## Material for this exercise

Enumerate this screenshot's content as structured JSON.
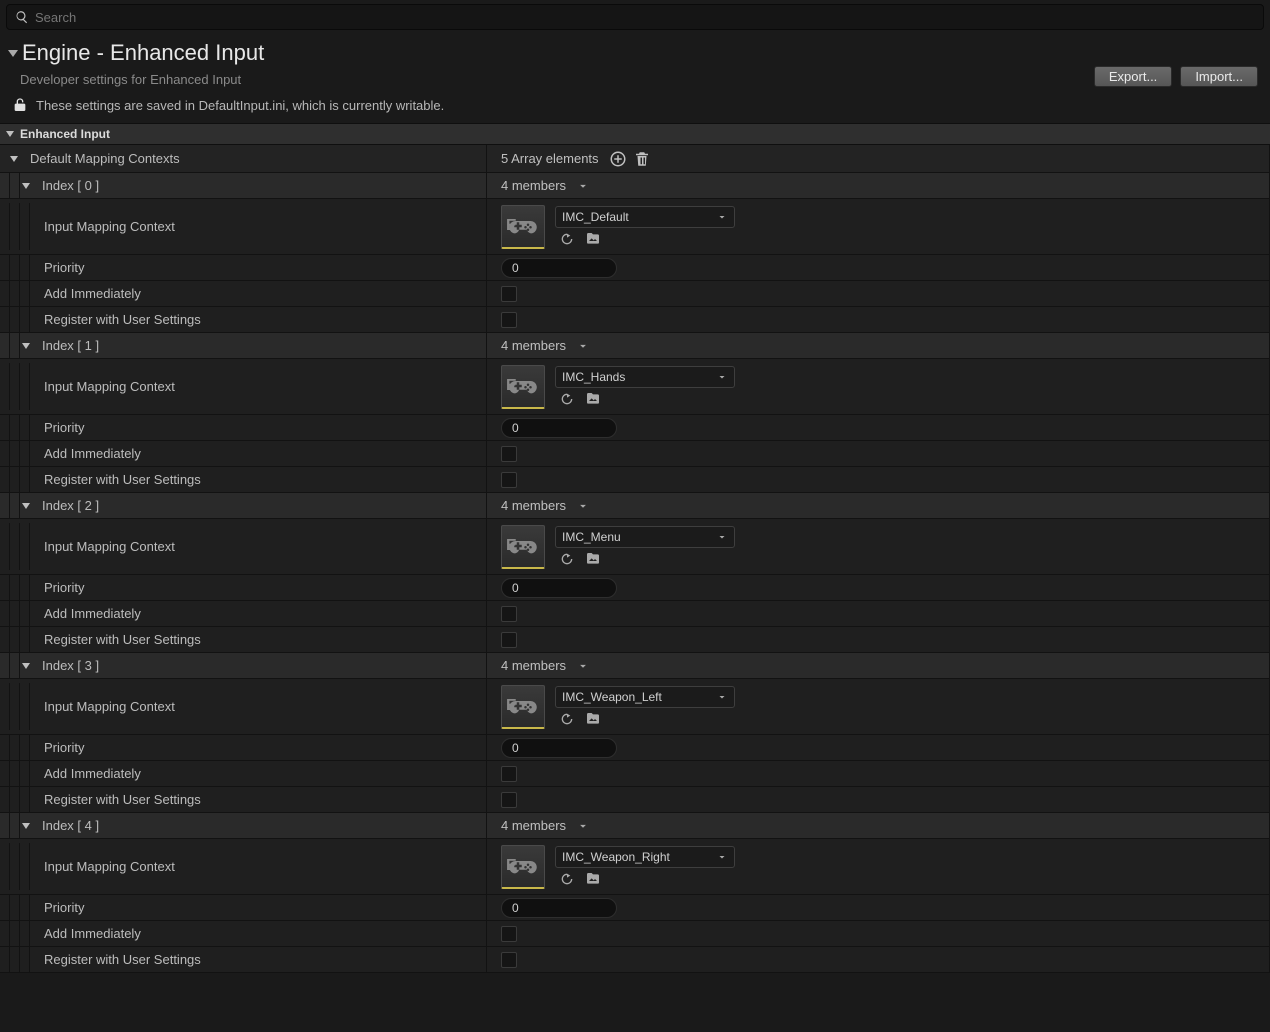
{
  "search": {
    "placeholder": "Search"
  },
  "header": {
    "title": "Engine - Enhanced Input",
    "subtitle": "Developer settings for Enhanced Input",
    "export_label": "Export...",
    "import_label": "Import..."
  },
  "lock_message": "These settings are saved in DefaultInput.ini, which is currently writable.",
  "section_title": "Enhanced Input",
  "array_header": {
    "label": "Default Mapping Contexts",
    "count_text": "5 Array elements"
  },
  "labels": {
    "index_prefix": "Index",
    "members_text": "4 members",
    "input_mapping_context": "Input Mapping Context",
    "priority": "Priority",
    "add_immediately": "Add Immediately",
    "register_with_user_settings": "Register with User Settings"
  },
  "entries": [
    {
      "index": "0",
      "asset": "IMC_Default",
      "priority": "0",
      "add_immediately": false,
      "register": false
    },
    {
      "index": "1",
      "asset": "IMC_Hands",
      "priority": "0",
      "add_immediately": false,
      "register": false
    },
    {
      "index": "2",
      "asset": "IMC_Menu",
      "priority": "0",
      "add_immediately": false,
      "register": false
    },
    {
      "index": "3",
      "asset": "IMC_Weapon_Left",
      "priority": "0",
      "add_immediately": false,
      "register": false
    },
    {
      "index": "4",
      "asset": "IMC_Weapon_Right",
      "priority": "0",
      "add_immediately": false,
      "register": false
    }
  ]
}
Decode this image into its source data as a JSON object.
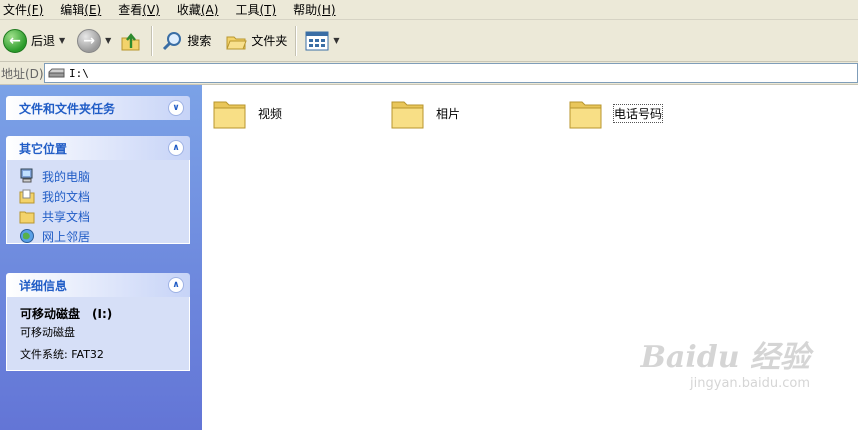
{
  "menubar": {
    "items": [
      {
        "label": "文件",
        "accel": "(F)"
      },
      {
        "label": "编辑",
        "accel": "(E)"
      },
      {
        "label": "查看",
        "accel": "(V)"
      },
      {
        "label": "收藏",
        "accel": "(A)"
      },
      {
        "label": "工具",
        "accel": "(T)"
      },
      {
        "label": "帮助",
        "accel": "(H)"
      }
    ]
  },
  "toolbar": {
    "back_label": "后退",
    "search_label": "搜索",
    "folders_label": "文件夹"
  },
  "address": {
    "label": "地址(D)",
    "value": "I:\\"
  },
  "taskpane": {
    "tasks_title": "文件和文件夹任务",
    "places_title": "其它位置",
    "places": [
      {
        "label": "我的电脑",
        "icon": "my-computer-icon"
      },
      {
        "label": "我的文档",
        "icon": "my-documents-icon"
      },
      {
        "label": "共享文档",
        "icon": "shared-documents-icon"
      },
      {
        "label": "网上邻居",
        "icon": "network-places-icon"
      }
    ],
    "details_title": "详细信息",
    "details": {
      "name": "可移动磁盘　(I:)",
      "type": "可移动磁盘",
      "filesystem": "文件系统: FAT32"
    }
  },
  "files": [
    {
      "name": "视频",
      "icon": "folder-icon"
    },
    {
      "name": "相片",
      "icon": "folder-icon"
    },
    {
      "name": "电话号码",
      "icon": "folder-icon"
    }
  ],
  "watermark": {
    "logo": "Baidu 经验",
    "url": "jingyan.baidu.com"
  }
}
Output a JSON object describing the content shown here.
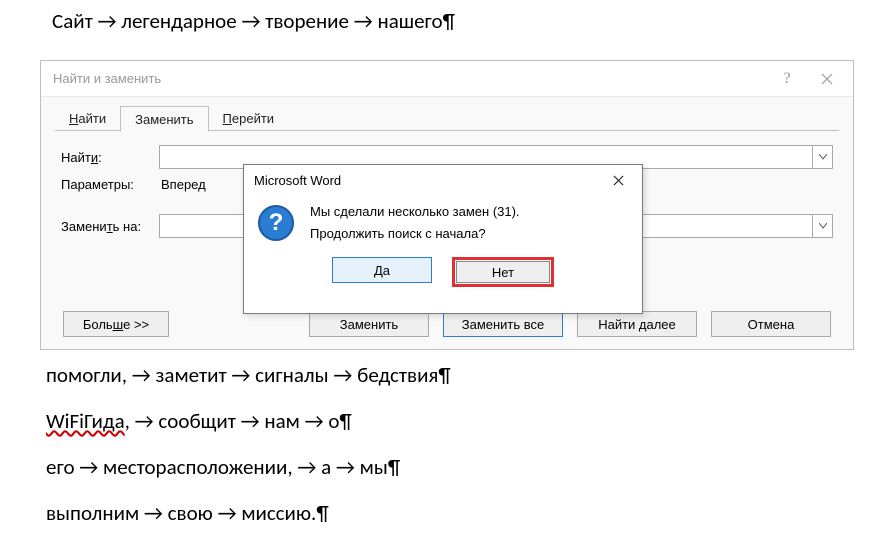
{
  "document": {
    "line1": "Сайт → легендарное → творение   →   нашего¶",
    "line2": "помогли,   →   заметит   →   сигналы   →   бедствия¶",
    "line3_pre": "WiFiГида",
    "line3_post": ",   →   сообщит   →   нам → о¶",
    "line4": "его  →  месторасположении, → а   →   мы¶",
    "line5": "выполним   →   свою → миссию.¶"
  },
  "find_replace": {
    "title": "Найти и заменить",
    "help": "?",
    "tabs": {
      "find": "Найти",
      "replace": "Заменить",
      "goto": "Перейти"
    },
    "labels": {
      "find": "Найти:",
      "params": "Параметры:",
      "replace": "Заменить на:"
    },
    "params_value": "Вперед",
    "find_value": "",
    "replace_value": "",
    "buttons": {
      "more": "Больше >>",
      "replace": "Заменить",
      "replace_all": "Заменить все",
      "find_next": "Найти далее",
      "cancel": "Отмена"
    }
  },
  "msgbox": {
    "title": "Microsoft Word",
    "line1": "Мы сделали несколько замен (31).",
    "line2": "Продолжить поиск с начала?",
    "yes": "Да",
    "no": "Нет"
  }
}
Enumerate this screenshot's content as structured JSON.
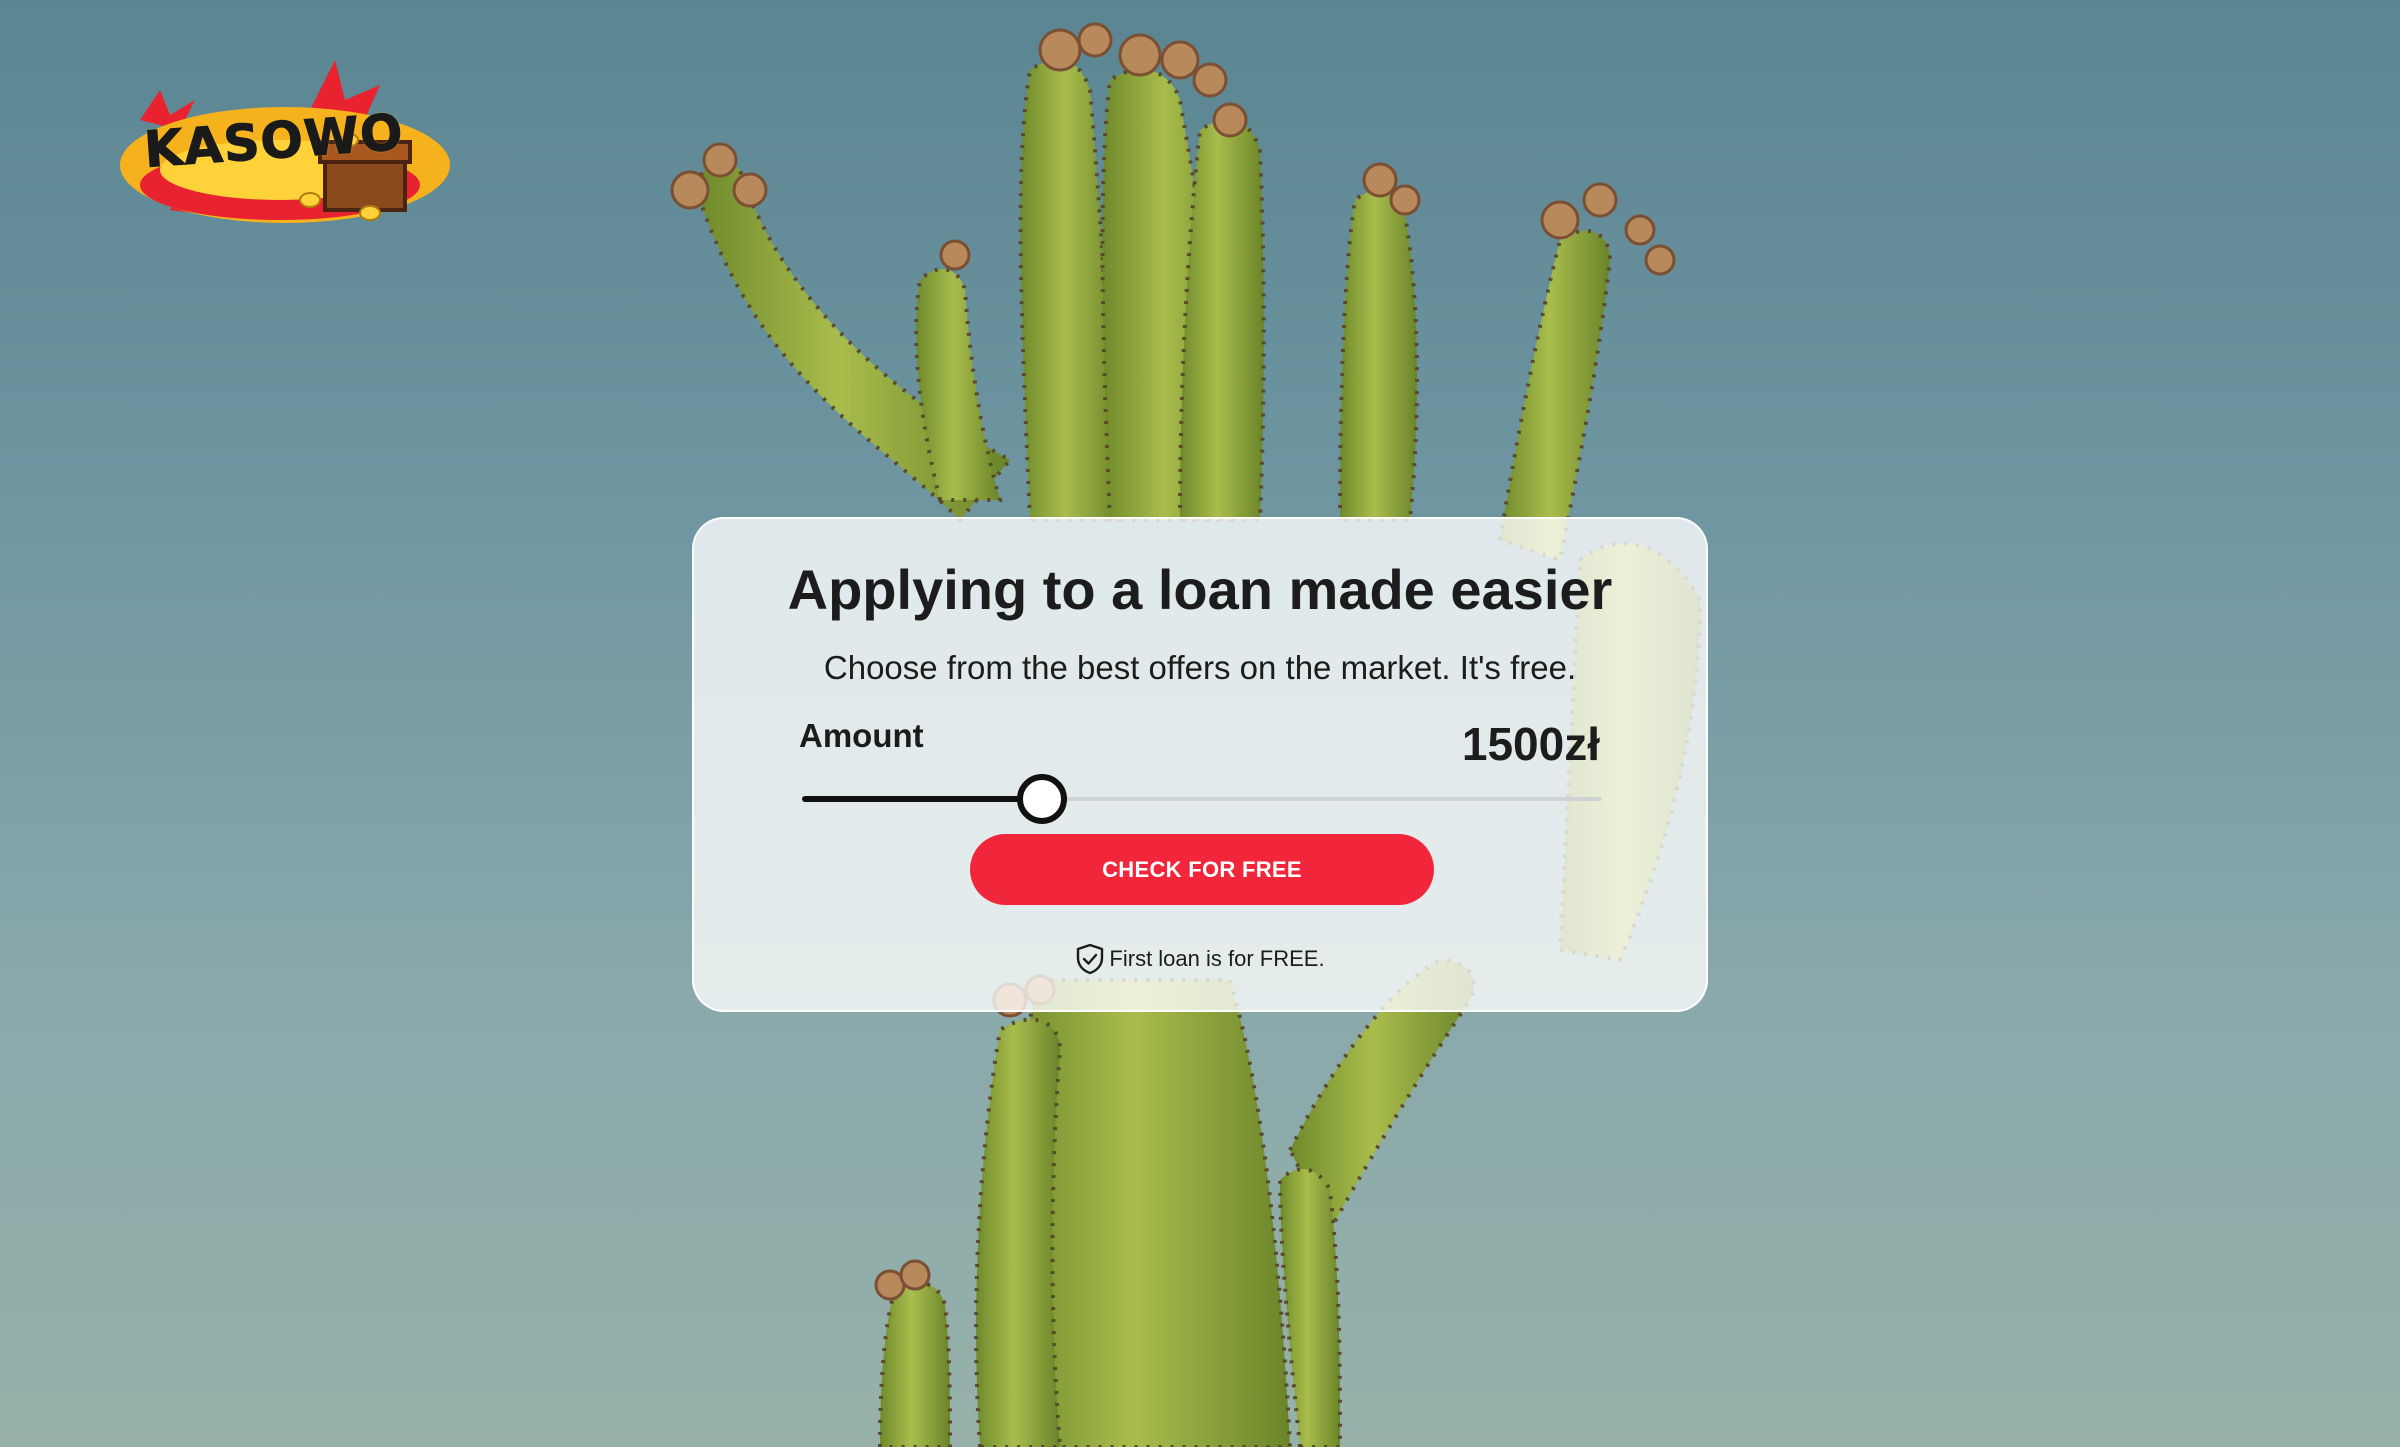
{
  "brand": {
    "logo_text": "KASOWO"
  },
  "hero": {
    "title": "Applying to a loan made easier",
    "subtitle": "Choose from the best offers on the market. It's free."
  },
  "loan_form": {
    "amount_label": "Amount",
    "amount_value": "1500zł",
    "slider_fraction": 0.3,
    "cta_label": "CHECK FOR FREE",
    "note_text": "First loan is for FREE.",
    "note_icon": "shield-check-icon"
  },
  "colors": {
    "accent": "#f2263a",
    "sky": "#6f96a1",
    "cactus": "#8fab3c"
  }
}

## Prompt
Return every line containing "object".

## Exercise response
Decode this image into its source data as a JSON object.
Output a JSON object describing the content shown here.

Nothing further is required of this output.